Records provided:
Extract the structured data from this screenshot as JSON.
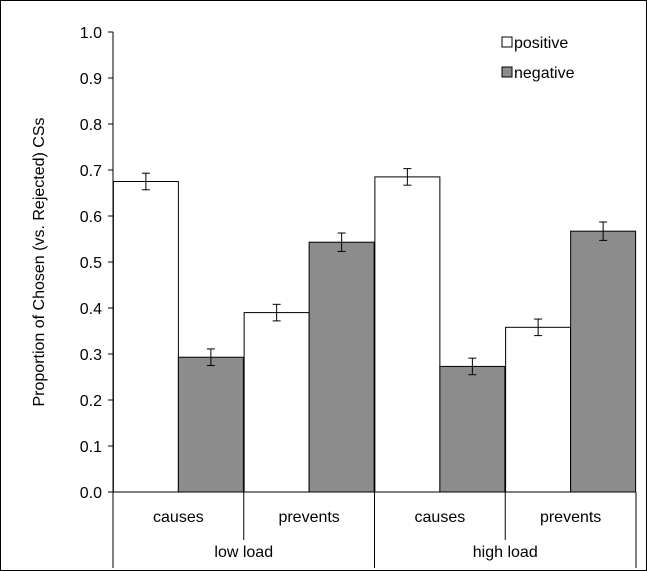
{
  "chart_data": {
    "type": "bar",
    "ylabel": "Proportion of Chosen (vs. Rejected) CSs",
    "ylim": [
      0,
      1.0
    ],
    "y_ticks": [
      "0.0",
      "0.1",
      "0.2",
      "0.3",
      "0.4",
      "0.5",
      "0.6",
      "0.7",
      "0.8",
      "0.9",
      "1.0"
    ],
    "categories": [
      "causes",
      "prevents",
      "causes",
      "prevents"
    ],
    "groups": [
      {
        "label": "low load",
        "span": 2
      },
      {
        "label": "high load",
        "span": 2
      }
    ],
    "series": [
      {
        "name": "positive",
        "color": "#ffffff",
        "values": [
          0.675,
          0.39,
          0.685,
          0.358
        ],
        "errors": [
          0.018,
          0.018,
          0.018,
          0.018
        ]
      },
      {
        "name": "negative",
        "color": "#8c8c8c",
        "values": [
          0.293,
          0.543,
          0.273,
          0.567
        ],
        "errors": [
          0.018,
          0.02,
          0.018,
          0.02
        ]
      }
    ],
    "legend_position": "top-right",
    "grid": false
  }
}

Problem details: Pictures are not part of the copy; output everything else in the records exactly.

Answer to this task:
Extract the structured data from this screenshot as JSON.
{
  "chart_data": {
    "type": "bar",
    "ylabel": "Proportion of Chosen (vs. Rejected) CSs",
    "ylim": [
      0,
      1.0
    ],
    "y_ticks": [
      "0.0",
      "0.1",
      "0.2",
      "0.3",
      "0.4",
      "0.5",
      "0.6",
      "0.7",
      "0.8",
      "0.9",
      "1.0"
    ],
    "categories": [
      "causes",
      "prevents",
      "causes",
      "prevents"
    ],
    "groups": [
      {
        "label": "low load",
        "span": 2
      },
      {
        "label": "high load",
        "span": 2
      }
    ],
    "series": [
      {
        "name": "positive",
        "color": "#ffffff",
        "values": [
          0.675,
          0.39,
          0.685,
          0.358
        ],
        "errors": [
          0.018,
          0.018,
          0.018,
          0.018
        ]
      },
      {
        "name": "negative",
        "color": "#8c8c8c",
        "values": [
          0.293,
          0.543,
          0.273,
          0.567
        ],
        "errors": [
          0.018,
          0.02,
          0.018,
          0.02
        ]
      }
    ],
    "legend_position": "top-right",
    "grid": false
  }
}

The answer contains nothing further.